* _Short problem_
Transcribe all of the material below word for word and leave out its pictures.

* _Task material_

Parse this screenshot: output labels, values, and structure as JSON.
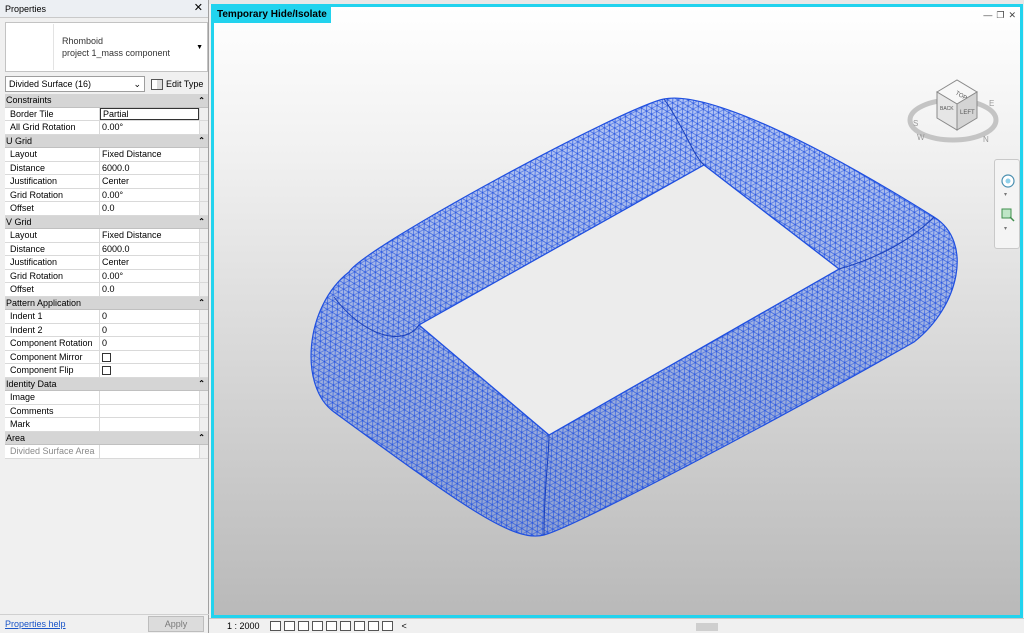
{
  "properties": {
    "title": "Properties",
    "type_name": "Rhomboid",
    "type_family": "project 1_mass component",
    "filter": "Divided Surface (16)",
    "edit_type": "Edit Type",
    "groups": [
      {
        "name": "Constraints",
        "rows": [
          {
            "key": "Border Tile",
            "value": "Partial",
            "editing": true
          },
          {
            "key": "All Grid Rotation",
            "value": "0.00°"
          }
        ]
      },
      {
        "name": "U Grid",
        "rows": [
          {
            "key": "Layout",
            "value": "Fixed Distance"
          },
          {
            "key": "Distance",
            "value": "6000.0"
          },
          {
            "key": "Justification",
            "value": "Center"
          },
          {
            "key": "Grid Rotation",
            "value": "0.00°"
          },
          {
            "key": "Offset",
            "value": "0.0"
          }
        ]
      },
      {
        "name": "V Grid",
        "rows": [
          {
            "key": "Layout",
            "value": "Fixed Distance"
          },
          {
            "key": "Distance",
            "value": "6000.0"
          },
          {
            "key": "Justification",
            "value": "Center"
          },
          {
            "key": "Grid Rotation",
            "value": "0.00°"
          },
          {
            "key": "Offset",
            "value": "0.0"
          }
        ]
      },
      {
        "name": "Pattern Application",
        "rows": [
          {
            "key": "Indent 1",
            "value": "0"
          },
          {
            "key": "Indent 2",
            "value": "0"
          },
          {
            "key": "Component Rotation",
            "value": "0"
          },
          {
            "key": "Component Mirror",
            "value": "",
            "checkbox": true
          },
          {
            "key": "Component Flip",
            "value": "",
            "checkbox": true
          }
        ]
      },
      {
        "name": "Identity Data",
        "rows": [
          {
            "key": "Image",
            "value": ""
          },
          {
            "key": "Comments",
            "value": ""
          },
          {
            "key": "Mark",
            "value": ""
          }
        ]
      },
      {
        "name": "Area",
        "rows": [
          {
            "key": "Divided Surface Area",
            "value": "",
            "dim": true
          }
        ]
      }
    ],
    "help_link": "Properties help",
    "apply": "Apply"
  },
  "viewport": {
    "mode_label": "Temporary Hide/Isolate",
    "mesh_color": "#1f4fe0",
    "highlight_color": "#22d3ee",
    "viewcube_faces": [
      "TOP",
      "BACK",
      "LEFT"
    ],
    "compass_letters": [
      "S",
      "E",
      "W",
      "N"
    ]
  },
  "statusbar": {
    "scale": "1 : 2000",
    "scroll_left": "<"
  },
  "icons": [
    "close-icon",
    "dropdown-arrow-icon",
    "edit-type-icon",
    "collapse-chevron-icon",
    "viewcube-icon",
    "steering-wheel-icon",
    "zoom-icon",
    "view-control-icons"
  ]
}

* _Solution to this exercise_
Parse this screenshot: output labels, values, and structure as JSON.
{
  "properties": {
    "title": "Properties",
    "type_name": "Rhomboid",
    "type_family": "project 1_mass component",
    "filter": "Divided Surface (16)",
    "edit_type": "Edit Type",
    "groups": [
      {
        "name": "Constraints",
        "rows": [
          {
            "key": "Border Tile",
            "value": "Partial",
            "editing": true
          },
          {
            "key": "All Grid Rotation",
            "value": "0.00°"
          }
        ]
      },
      {
        "name": "U Grid",
        "rows": [
          {
            "key": "Layout",
            "value": "Fixed Distance"
          },
          {
            "key": "Distance",
            "value": "6000.0"
          },
          {
            "key": "Justification",
            "value": "Center"
          },
          {
            "key": "Grid Rotation",
            "value": "0.00°"
          },
          {
            "key": "Offset",
            "value": "0.0"
          }
        ]
      },
      {
        "name": "V Grid",
        "rows": [
          {
            "key": "Layout",
            "value": "Fixed Distance"
          },
          {
            "key": "Distance",
            "value": "6000.0"
          },
          {
            "key": "Justification",
            "value": "Center"
          },
          {
            "key": "Grid Rotation",
            "value": "0.00°"
          },
          {
            "key": "Offset",
            "value": "0.0"
          }
        ]
      },
      {
        "name": "Pattern Application",
        "rows": [
          {
            "key": "Indent 1",
            "value": "0"
          },
          {
            "key": "Indent 2",
            "value": "0"
          },
          {
            "key": "Component Rotation",
            "value": "0"
          },
          {
            "key": "Component Mirror",
            "value": "",
            "checkbox": true
          },
          {
            "key": "Component Flip",
            "value": "",
            "checkbox": true
          }
        ]
      },
      {
        "name": "Identity Data",
        "rows": [
          {
            "key": "Image",
            "value": ""
          },
          {
            "key": "Comments",
            "value": ""
          },
          {
            "key": "Mark",
            "value": ""
          }
        ]
      },
      {
        "name": "Area",
        "rows": [
          {
            "key": "Divided Surface Area",
            "value": "",
            "dim": true
          }
        ]
      }
    ],
    "help_link": "Properties help",
    "apply": "Apply"
  },
  "viewport": {
    "mode_label": "Temporary Hide/Isolate",
    "mesh_color": "#1f4fe0",
    "highlight_color": "#22d3ee",
    "viewcube_faces": [
      "TOP",
      "BACK",
      "LEFT"
    ],
    "compass_letters": [
      "S",
      "E",
      "W",
      "N"
    ]
  },
  "statusbar": {
    "scale": "1 : 2000",
    "scroll_left": "<"
  },
  "icons": [
    "close-icon",
    "dropdown-arrow-icon",
    "edit-type-icon",
    "collapse-chevron-icon",
    "viewcube-icon",
    "steering-wheel-icon",
    "zoom-icon",
    "view-control-icons"
  ]
}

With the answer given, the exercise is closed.